• TESTO DI PARTENZA
Il Fatto 22.10.18
Alexandria Ocasio-Cortez (29 anni)
Usa, la nuova sinistra è socialista e donna
Si
rinnova il Congresso e i democratici sono favoriti: potrebbero
riprenderne il controllo, anche grazie ai candidati più radicali
di David Broder
Potrebbe
sembrare che gli Stati Uniti si spostino sempre più a destra. Le
notizie della detenzione dei bambini migranti, della nomina dello
sciovinista Brett Kavanaugh alla Corte Suprema e della riduzione fiscale
di 1,5 trilioni di dollari – abbinate alle provocazioni quotidiane del
presidente Donald Trump – indicano la radicalizzazione del Grand Old
Party, il Partito repubblicano. Ma le elezioni di midterm (si terranno
il 6 novembre) potrebbero cambiare questo quadro. E non solo perché
sembra che i democratici riprenderanno il controllo della Camera.

• COMPITO RICHIESTO 1
Per ciascuna affermazione indica se concorda con l'articolo, rispondendo sì o no e citando tra virgolette le parole dell'articolo che lo stabiliscono: (a) le elezioni di midterm si terranno il 6 novembre; (b) la riduzione fiscale ammonta a 1,5 miliardi di dollari; (c) Brett Kavanaugh è stato nominato alla Camera.
• COMPITO RICHIESTO 2
Trascrivi parola per parola il brano dell'articolo che comincia con «Usa, la nuova» e prosegue fino a «controllo della Camera.».

Record di annotazione spaziale:
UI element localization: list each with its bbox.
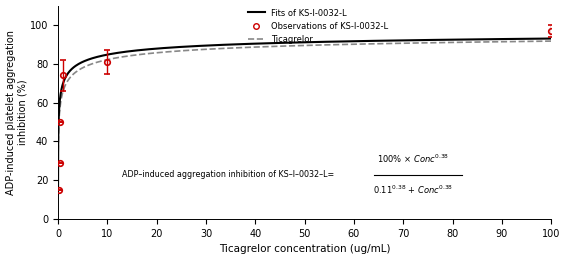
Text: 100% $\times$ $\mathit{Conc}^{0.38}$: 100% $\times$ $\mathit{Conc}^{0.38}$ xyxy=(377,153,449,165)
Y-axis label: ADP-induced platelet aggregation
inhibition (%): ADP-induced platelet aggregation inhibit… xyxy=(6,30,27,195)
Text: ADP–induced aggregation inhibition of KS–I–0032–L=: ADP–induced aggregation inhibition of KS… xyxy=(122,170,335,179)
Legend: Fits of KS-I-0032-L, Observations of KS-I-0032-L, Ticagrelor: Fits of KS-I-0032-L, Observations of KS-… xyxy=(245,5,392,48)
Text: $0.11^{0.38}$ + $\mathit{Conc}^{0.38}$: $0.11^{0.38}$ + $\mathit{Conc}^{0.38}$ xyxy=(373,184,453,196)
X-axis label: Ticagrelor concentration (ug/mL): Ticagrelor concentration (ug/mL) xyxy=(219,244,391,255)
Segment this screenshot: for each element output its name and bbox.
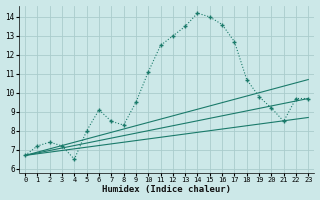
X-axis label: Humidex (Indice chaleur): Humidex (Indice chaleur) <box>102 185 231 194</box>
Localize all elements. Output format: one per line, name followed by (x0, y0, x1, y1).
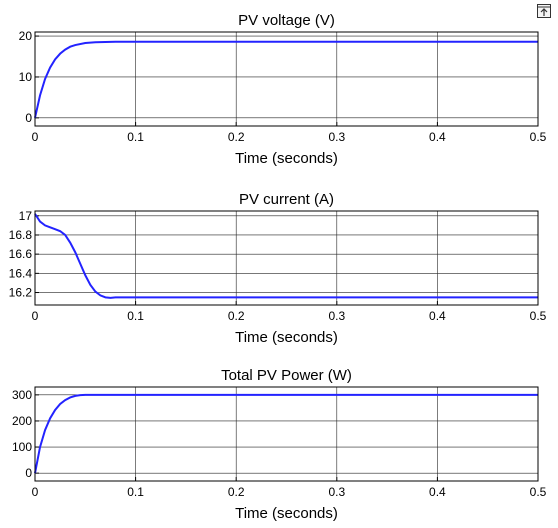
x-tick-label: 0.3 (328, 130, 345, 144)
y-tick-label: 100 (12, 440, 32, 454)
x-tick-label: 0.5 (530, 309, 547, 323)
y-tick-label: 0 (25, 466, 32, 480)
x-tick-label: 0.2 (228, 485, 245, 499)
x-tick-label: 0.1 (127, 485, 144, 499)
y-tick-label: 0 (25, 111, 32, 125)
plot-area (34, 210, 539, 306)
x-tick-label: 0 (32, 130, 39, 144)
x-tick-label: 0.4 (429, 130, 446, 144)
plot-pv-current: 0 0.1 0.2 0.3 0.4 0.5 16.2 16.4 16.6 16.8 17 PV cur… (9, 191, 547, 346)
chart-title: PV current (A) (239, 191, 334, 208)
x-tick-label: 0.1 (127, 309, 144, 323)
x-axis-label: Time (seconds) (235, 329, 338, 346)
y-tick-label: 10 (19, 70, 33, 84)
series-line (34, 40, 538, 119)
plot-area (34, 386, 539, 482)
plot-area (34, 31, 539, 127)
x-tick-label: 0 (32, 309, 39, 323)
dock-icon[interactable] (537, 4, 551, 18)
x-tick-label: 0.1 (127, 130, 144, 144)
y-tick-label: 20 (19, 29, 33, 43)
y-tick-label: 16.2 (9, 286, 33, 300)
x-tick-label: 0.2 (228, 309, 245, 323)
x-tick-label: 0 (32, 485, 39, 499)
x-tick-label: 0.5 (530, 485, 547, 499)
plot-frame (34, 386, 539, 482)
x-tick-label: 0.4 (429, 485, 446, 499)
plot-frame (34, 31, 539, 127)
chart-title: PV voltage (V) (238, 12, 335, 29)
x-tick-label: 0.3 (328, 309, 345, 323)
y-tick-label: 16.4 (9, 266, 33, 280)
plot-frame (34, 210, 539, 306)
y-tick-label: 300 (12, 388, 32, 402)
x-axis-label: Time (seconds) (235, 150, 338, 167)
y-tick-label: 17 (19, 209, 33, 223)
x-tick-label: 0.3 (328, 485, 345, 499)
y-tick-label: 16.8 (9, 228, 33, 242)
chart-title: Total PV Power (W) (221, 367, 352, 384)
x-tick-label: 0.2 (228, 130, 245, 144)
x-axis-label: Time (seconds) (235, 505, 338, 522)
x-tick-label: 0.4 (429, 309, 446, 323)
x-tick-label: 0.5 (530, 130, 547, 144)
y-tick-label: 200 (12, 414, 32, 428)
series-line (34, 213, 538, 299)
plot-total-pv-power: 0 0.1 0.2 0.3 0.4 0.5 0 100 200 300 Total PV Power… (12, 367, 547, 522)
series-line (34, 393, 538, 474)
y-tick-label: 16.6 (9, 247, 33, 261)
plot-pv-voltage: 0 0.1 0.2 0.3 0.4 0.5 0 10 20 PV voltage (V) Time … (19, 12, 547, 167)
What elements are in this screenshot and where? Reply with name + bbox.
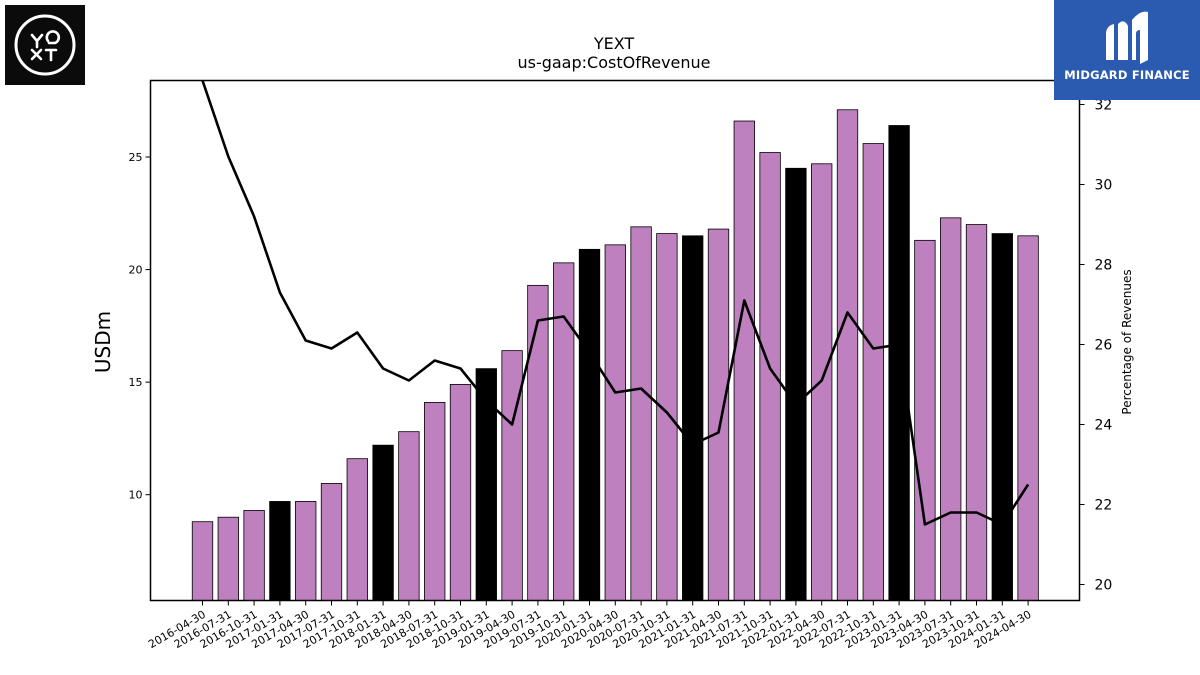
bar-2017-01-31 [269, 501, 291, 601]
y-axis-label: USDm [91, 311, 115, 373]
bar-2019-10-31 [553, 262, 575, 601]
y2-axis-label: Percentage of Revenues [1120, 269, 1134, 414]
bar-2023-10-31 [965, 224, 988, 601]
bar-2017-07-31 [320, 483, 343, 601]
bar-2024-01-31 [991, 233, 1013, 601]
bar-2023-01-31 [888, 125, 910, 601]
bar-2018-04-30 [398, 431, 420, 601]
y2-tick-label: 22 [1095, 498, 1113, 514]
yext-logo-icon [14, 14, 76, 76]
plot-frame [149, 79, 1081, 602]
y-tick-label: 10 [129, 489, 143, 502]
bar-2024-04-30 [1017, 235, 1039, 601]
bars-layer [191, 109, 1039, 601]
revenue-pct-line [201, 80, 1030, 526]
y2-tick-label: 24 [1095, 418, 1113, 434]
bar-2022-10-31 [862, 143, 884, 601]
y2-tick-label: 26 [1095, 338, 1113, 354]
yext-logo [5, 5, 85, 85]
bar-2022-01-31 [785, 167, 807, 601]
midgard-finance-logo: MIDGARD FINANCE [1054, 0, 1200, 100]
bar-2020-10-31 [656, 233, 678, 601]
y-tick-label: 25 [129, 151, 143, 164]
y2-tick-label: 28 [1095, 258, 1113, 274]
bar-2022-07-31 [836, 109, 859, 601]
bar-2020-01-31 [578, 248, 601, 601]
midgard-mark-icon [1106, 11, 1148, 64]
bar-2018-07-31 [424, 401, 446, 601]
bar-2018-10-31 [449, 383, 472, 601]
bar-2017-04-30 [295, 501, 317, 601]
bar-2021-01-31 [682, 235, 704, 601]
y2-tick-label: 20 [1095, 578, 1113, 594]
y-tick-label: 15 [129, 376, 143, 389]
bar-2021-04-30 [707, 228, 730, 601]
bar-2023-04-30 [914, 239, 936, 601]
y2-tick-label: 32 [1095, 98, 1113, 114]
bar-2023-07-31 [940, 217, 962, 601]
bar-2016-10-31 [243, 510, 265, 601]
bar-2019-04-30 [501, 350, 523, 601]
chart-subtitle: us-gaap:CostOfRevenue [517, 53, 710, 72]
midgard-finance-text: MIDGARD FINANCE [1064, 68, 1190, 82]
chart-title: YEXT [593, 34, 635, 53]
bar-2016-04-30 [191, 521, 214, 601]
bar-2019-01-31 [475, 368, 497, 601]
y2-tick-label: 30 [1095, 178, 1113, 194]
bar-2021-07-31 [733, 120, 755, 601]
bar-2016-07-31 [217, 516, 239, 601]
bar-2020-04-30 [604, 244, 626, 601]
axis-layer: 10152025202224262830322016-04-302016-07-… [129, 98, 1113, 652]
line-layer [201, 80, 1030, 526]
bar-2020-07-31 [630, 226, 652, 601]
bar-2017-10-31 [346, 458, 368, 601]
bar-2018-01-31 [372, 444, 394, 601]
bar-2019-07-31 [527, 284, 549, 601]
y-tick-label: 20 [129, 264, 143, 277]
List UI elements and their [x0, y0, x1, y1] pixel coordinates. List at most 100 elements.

• RISULTATO CORRETTO 1
(a) Sì: «si terranno il 6 novembre».
(b) No: «1,5 trilioni di dollari».
(c) No: «alla Corte Suprema».

• RISULTATO CORRETTO 2
Usa, la nuova sinistra è socialista e donna
Si
rinnova il Congresso e i democratici sono favoriti: potrebbero
riprenderne il controllo, anche grazie ai candidati più radicali
di David Broder
Potrebbe
sembrare che gli Stati Uniti si spostino sempre più a destra. Le
notizie della detenzione dei bambini migranti, della nomina dello
sciovinista Brett Kavanaugh alla Corte Suprema e della riduzione fiscale
di 1,5 trilioni di dollari – abbinate alle provocazioni quotidiane del
presidente Donald Trump – indicano la radicalizzazione del Grand Old
Party, il Partito repubblicano. Ma le elezioni di midterm (si terranno
il 6 novembre) potrebbero cambiare questo quadro. E non solo perché
sembra che i democratici riprenderanno il controllo della Camera.